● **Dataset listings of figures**

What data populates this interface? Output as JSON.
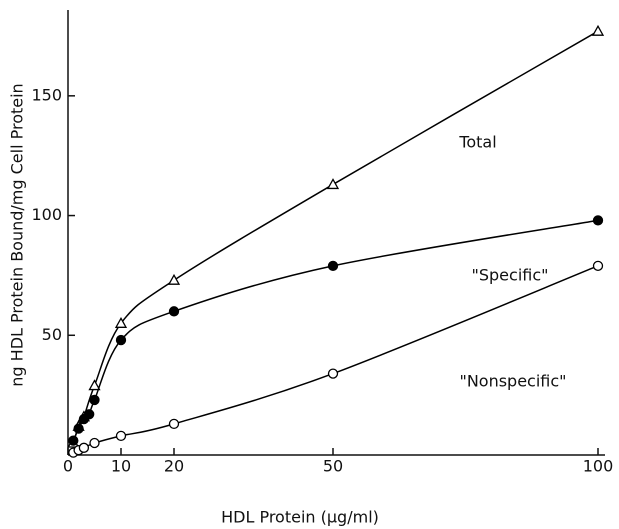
{
  "chart_data": {
    "type": "line",
    "x_label": "HDL Protein (μg/ml)",
    "y_label": "ng HDL Protein Bound/mg Cell Protein",
    "xlim": [
      0,
      100
    ],
    "ylim": [
      0,
      180
    ],
    "xticks": [
      0,
      10,
      20,
      50,
      100
    ],
    "yticks": [
      50,
      100,
      150
    ],
    "series": [
      {
        "name": "Total",
        "color": "#000000",
        "marker": "open-triangle",
        "x": [
          1,
          2,
          3,
          5,
          10,
          20,
          50,
          100
        ],
        "values": [
          5,
          12,
          16,
          29,
          55,
          73,
          113,
          177
        ]
      },
      {
        "name": "\"Specific\"",
        "color": "#000000",
        "marker": "filled-circle",
        "x": [
          1,
          2,
          3,
          4,
          5,
          10,
          20,
          50,
          100
        ],
        "values": [
          6,
          11,
          15,
          17,
          23,
          48,
          60,
          79,
          98
        ]
      },
      {
        "name": "\"Nonspecific\"",
        "color": "#000000",
        "marker": "open-circle",
        "x": [
          1,
          2,
          3,
          5,
          10,
          20,
          50,
          100
        ],
        "values": [
          1,
          2,
          3,
          5,
          8,
          13,
          34,
          79
        ]
      }
    ]
  }
}
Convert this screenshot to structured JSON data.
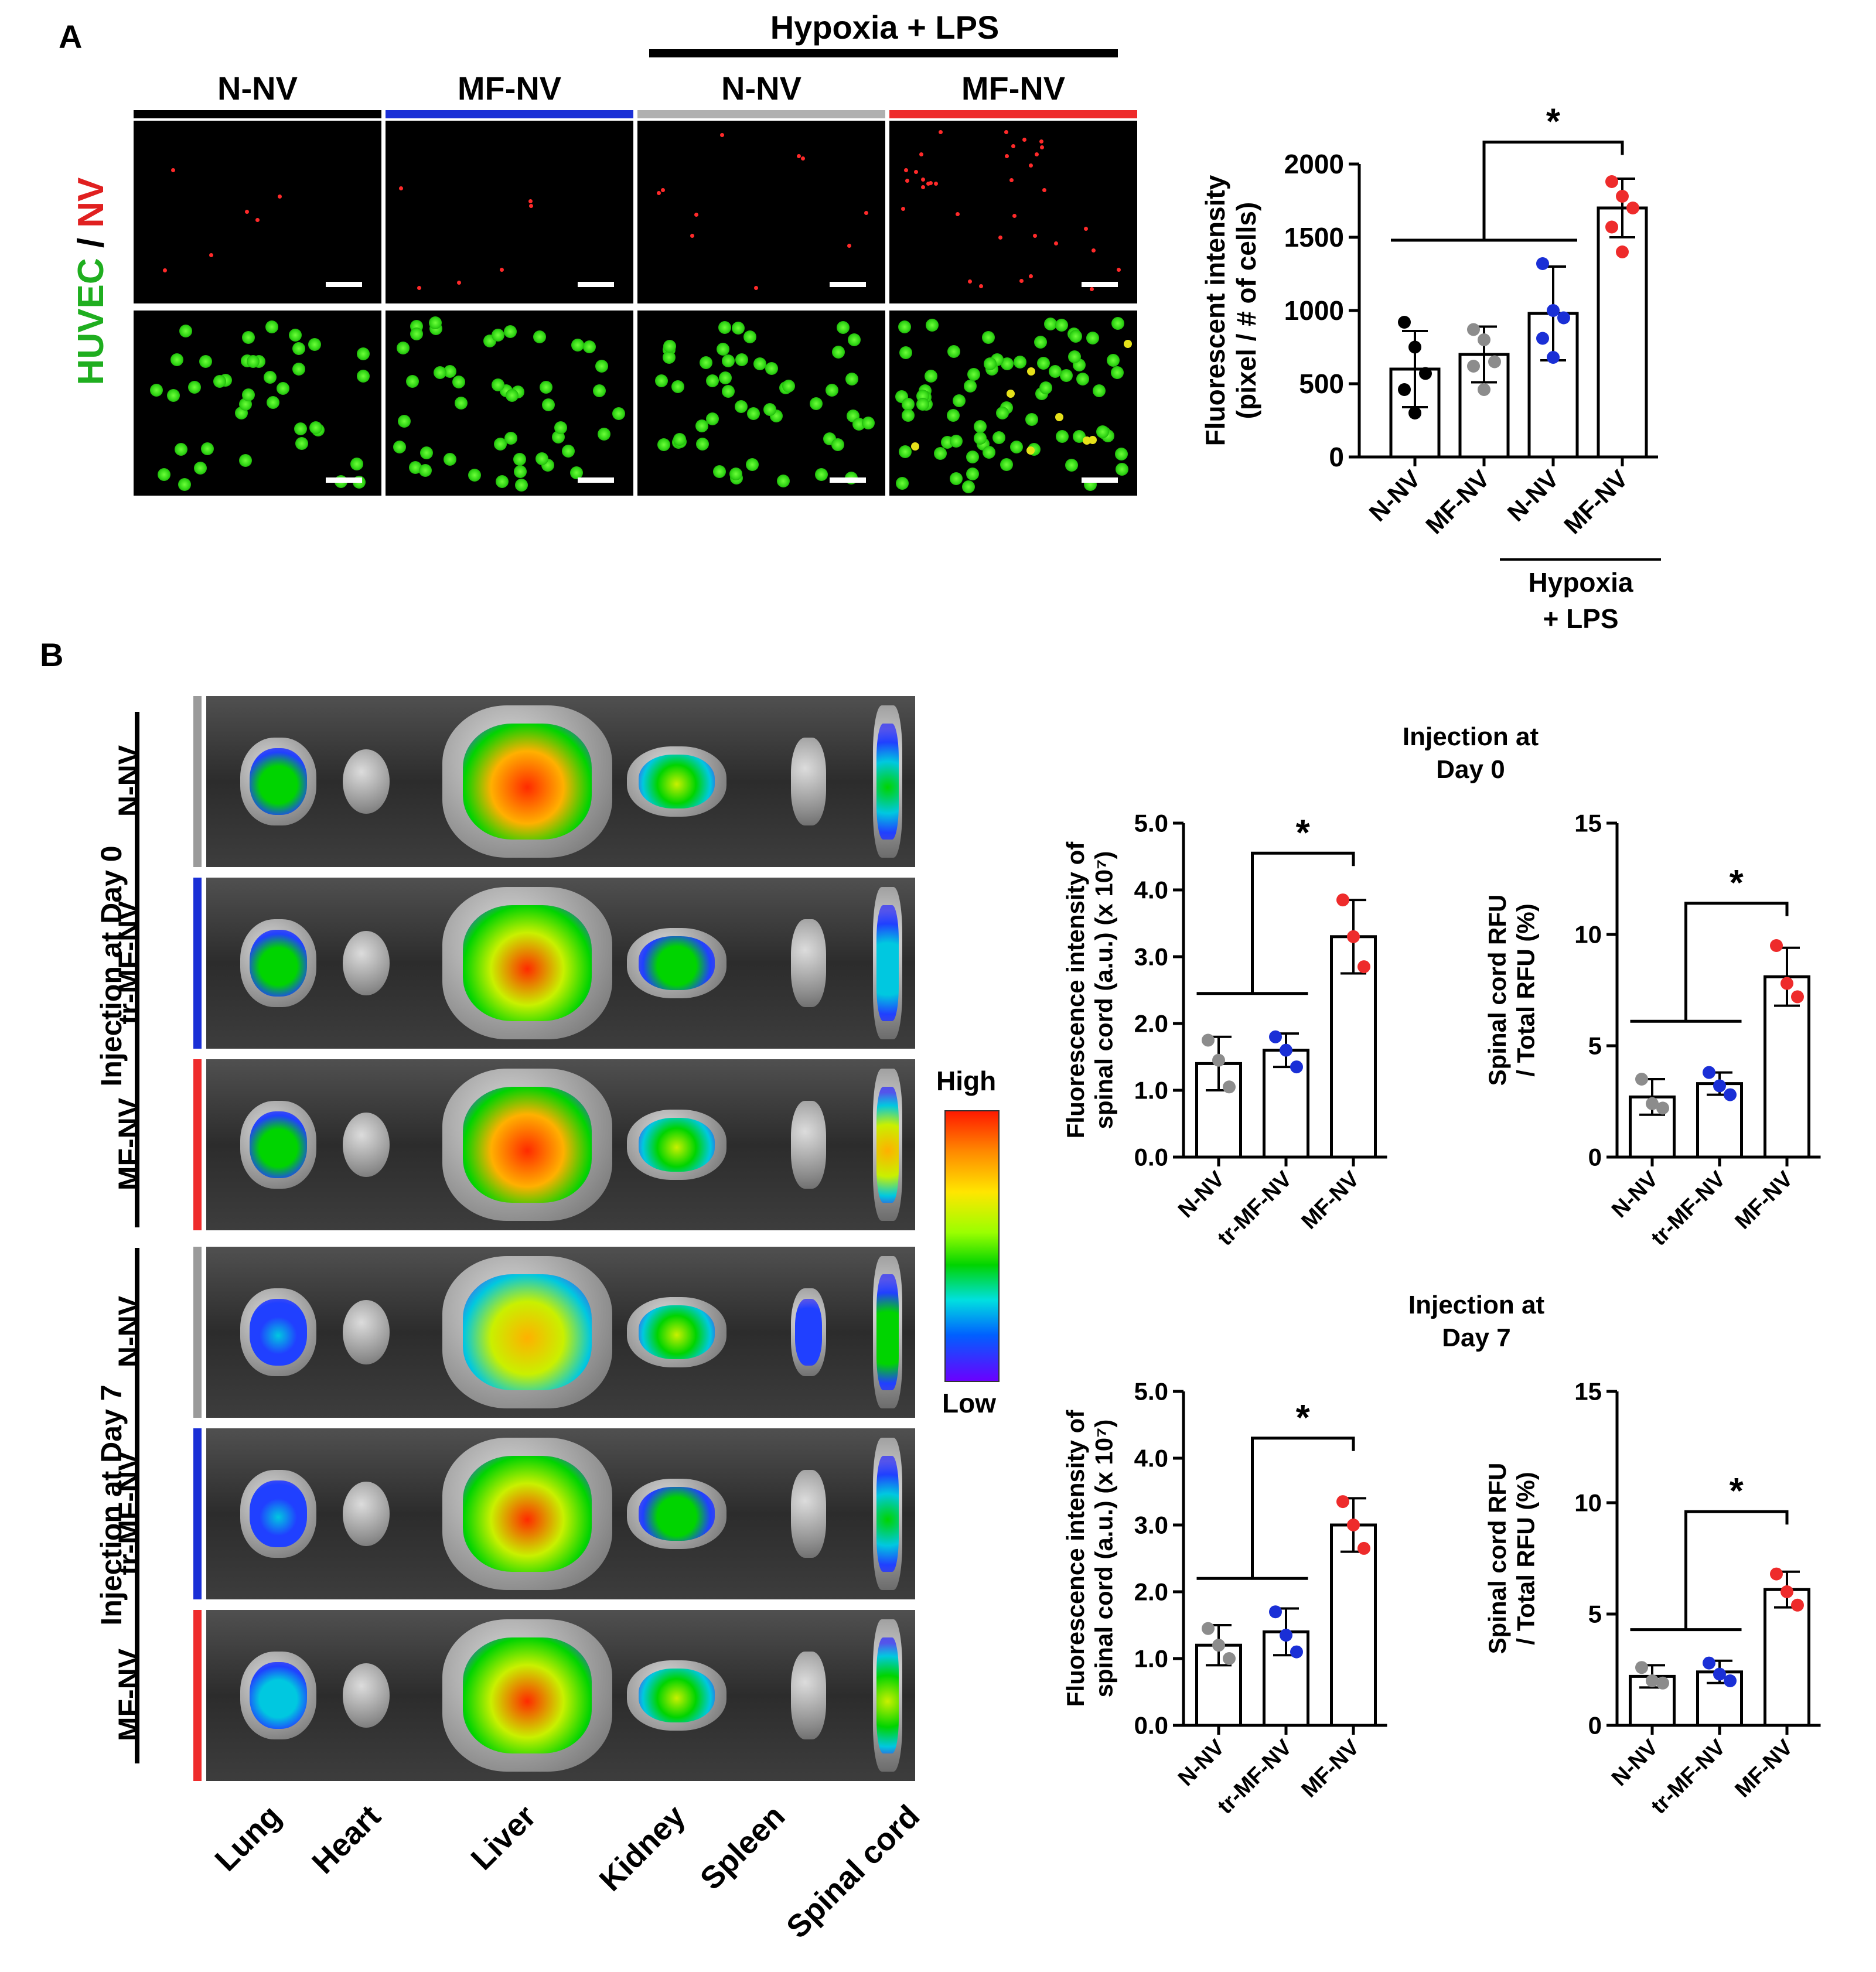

● **Prompt**
If a line in the records above holds the string "circle", copy it out.

● **Written reply**
        "marker": "filled-circle",
        "marker": "open-circle",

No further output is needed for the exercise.